▸ **Aim**: Report all lines holding "months".

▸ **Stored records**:
◆ ◆ ◆ ◆

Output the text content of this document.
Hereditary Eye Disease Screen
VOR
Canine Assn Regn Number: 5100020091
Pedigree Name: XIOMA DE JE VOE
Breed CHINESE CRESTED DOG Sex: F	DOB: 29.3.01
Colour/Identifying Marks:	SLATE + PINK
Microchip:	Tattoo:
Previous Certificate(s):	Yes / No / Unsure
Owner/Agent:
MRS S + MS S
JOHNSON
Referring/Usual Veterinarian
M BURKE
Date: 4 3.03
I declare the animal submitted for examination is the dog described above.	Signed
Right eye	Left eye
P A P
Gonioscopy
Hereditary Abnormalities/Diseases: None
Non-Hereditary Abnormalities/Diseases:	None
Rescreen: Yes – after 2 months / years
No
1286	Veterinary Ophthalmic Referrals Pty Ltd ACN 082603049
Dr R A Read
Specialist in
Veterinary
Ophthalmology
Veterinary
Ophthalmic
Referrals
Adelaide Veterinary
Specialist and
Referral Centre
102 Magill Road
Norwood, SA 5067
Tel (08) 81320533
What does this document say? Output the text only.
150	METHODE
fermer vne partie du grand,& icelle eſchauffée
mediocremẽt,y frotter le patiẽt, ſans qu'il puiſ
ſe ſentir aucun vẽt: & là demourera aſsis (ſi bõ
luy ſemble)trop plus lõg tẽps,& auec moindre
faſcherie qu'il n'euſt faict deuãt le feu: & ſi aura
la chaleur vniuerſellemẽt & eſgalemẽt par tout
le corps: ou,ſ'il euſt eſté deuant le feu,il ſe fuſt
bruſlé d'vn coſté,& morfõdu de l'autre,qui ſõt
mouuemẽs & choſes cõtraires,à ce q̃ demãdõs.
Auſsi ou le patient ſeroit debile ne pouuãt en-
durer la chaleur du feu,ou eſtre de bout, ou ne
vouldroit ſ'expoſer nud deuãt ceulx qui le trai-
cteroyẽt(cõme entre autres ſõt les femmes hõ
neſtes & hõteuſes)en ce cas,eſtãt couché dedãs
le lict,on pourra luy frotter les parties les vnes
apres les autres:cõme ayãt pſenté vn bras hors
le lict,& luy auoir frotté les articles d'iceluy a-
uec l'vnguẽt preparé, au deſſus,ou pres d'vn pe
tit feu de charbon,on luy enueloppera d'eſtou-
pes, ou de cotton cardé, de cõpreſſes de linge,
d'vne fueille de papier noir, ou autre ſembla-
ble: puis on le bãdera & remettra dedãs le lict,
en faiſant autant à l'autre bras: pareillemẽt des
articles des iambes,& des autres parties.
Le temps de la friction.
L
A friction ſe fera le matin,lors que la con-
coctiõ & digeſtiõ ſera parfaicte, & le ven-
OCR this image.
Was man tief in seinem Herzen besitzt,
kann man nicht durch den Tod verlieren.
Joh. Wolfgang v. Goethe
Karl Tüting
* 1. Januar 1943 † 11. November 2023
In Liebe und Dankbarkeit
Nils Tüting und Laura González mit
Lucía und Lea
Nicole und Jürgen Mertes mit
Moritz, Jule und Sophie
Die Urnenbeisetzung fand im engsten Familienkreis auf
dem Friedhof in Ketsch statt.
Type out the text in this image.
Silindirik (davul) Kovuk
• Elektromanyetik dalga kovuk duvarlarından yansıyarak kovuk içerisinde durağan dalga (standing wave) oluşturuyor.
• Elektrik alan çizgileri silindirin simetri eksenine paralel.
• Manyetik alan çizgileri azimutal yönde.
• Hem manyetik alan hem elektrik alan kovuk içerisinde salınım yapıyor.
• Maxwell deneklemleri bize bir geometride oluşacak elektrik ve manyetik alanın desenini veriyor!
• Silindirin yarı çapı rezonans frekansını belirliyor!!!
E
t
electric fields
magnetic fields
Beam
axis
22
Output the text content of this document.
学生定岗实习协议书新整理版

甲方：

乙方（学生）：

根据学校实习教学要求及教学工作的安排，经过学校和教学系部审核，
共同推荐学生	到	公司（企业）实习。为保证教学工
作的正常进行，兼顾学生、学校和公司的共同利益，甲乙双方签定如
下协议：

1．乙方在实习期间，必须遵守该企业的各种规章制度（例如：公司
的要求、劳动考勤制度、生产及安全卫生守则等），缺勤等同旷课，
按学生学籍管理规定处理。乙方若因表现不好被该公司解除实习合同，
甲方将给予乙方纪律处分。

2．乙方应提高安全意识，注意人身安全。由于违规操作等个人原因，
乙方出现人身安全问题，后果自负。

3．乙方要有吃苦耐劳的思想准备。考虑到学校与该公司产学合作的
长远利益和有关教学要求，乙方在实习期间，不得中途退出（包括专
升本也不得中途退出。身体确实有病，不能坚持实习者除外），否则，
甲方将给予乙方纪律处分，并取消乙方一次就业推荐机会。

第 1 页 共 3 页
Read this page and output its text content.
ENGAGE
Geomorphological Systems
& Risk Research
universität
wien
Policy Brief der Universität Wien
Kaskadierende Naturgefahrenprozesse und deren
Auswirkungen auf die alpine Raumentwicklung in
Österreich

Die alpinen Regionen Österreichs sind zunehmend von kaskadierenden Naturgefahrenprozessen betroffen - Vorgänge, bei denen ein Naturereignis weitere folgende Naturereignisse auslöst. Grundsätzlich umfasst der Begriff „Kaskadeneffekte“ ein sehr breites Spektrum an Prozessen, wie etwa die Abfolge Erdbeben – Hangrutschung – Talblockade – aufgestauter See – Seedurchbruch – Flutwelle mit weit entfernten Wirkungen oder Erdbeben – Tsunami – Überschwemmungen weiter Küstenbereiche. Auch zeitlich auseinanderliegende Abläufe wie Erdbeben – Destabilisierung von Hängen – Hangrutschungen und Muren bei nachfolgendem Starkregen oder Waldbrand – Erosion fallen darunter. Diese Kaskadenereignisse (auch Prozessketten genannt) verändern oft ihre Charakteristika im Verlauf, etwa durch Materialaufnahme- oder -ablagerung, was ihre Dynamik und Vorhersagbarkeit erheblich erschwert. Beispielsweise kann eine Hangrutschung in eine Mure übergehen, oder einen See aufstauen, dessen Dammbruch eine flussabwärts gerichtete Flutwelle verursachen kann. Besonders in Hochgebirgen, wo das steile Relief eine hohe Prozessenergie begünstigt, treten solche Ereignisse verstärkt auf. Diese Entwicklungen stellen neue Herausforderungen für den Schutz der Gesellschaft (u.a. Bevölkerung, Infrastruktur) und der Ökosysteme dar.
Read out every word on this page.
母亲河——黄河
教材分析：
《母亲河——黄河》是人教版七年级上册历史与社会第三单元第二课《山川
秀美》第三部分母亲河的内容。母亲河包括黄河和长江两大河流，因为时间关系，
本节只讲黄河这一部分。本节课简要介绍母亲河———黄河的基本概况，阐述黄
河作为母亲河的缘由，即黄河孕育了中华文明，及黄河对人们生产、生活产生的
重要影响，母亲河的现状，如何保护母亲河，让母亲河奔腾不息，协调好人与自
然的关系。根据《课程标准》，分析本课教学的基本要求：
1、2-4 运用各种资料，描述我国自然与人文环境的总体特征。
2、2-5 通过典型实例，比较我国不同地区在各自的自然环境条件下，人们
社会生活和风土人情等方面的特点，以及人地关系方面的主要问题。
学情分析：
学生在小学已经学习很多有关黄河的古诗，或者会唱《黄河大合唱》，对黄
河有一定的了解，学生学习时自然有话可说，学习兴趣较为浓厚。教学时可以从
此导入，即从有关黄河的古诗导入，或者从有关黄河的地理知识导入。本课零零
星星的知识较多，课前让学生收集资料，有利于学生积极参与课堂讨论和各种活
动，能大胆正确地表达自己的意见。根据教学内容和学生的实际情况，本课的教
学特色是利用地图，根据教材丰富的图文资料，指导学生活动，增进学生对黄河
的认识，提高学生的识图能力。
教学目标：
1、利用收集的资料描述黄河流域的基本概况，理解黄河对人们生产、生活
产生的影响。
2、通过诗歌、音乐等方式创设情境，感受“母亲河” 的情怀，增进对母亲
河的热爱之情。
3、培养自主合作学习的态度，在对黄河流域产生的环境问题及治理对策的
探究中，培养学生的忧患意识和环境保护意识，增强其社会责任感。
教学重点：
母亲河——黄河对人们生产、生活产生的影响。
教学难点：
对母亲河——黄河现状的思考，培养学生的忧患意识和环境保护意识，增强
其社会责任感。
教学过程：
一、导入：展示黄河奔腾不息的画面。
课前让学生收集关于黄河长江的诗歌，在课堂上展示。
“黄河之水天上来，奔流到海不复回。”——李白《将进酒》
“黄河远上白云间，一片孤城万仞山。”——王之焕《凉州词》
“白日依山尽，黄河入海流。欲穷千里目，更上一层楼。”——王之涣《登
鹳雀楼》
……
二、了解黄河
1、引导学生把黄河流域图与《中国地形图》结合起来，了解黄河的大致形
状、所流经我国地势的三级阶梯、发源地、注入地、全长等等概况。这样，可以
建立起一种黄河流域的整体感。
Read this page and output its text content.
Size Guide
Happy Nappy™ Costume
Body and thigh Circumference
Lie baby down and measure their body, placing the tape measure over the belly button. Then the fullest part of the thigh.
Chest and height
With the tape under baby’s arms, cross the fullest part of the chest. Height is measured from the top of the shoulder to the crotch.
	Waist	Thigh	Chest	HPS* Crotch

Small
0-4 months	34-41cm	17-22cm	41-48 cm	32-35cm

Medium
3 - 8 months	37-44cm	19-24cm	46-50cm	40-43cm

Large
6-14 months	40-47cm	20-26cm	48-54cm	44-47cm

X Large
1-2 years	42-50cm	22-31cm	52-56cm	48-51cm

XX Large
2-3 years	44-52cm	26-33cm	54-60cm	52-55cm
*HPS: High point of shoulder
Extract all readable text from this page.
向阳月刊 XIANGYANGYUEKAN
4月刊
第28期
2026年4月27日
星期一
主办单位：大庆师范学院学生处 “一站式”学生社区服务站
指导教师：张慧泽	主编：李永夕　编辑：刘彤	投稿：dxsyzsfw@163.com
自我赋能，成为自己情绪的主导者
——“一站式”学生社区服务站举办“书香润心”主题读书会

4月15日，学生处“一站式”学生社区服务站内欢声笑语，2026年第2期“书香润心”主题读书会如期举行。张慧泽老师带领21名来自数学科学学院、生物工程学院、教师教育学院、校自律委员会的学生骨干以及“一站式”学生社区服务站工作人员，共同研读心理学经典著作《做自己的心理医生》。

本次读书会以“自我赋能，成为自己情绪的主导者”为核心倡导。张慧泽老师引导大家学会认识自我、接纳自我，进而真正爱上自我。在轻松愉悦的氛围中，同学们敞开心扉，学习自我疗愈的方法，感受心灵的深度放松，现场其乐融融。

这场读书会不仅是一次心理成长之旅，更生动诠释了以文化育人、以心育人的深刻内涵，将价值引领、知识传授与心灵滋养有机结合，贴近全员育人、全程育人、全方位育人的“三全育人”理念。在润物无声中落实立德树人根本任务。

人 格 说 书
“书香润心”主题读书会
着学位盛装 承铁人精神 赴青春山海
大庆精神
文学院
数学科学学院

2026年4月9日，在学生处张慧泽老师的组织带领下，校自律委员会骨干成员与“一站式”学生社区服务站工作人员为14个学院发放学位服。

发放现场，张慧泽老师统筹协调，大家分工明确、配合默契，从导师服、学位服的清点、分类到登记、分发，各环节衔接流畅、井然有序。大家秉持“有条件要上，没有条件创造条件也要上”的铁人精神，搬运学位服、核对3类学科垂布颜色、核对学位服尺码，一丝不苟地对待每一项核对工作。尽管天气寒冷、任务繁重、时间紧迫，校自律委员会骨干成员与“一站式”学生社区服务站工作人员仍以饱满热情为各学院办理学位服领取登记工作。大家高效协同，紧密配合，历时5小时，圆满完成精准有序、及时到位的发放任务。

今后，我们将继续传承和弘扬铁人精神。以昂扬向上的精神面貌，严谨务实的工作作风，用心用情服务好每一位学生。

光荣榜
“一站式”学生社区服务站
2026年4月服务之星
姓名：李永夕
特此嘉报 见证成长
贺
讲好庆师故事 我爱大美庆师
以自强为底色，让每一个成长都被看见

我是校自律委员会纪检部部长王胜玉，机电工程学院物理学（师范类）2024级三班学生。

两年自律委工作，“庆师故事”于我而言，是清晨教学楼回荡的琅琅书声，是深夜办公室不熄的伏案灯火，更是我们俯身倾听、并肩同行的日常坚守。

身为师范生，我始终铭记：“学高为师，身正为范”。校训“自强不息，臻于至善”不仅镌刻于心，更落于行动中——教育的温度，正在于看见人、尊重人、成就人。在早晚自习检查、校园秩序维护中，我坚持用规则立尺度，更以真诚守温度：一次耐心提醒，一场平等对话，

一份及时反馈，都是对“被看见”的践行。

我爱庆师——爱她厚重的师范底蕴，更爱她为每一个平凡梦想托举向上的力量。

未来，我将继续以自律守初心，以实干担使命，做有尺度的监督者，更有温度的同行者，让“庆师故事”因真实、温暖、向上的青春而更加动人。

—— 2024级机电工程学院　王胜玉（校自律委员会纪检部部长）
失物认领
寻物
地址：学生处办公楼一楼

◆ ◆ ◆ ◆

▸ **Written answer**:
Rescreen: Yes – after 2 months / years
0-4 months	34-41cm	17-22cm	41-48 cm	32-35cm
3 - 8 months	37-44cm	19-24cm	46-50cm	40-43cm
6-14 months	40-47cm	20-26cm	48-54cm	44-47cm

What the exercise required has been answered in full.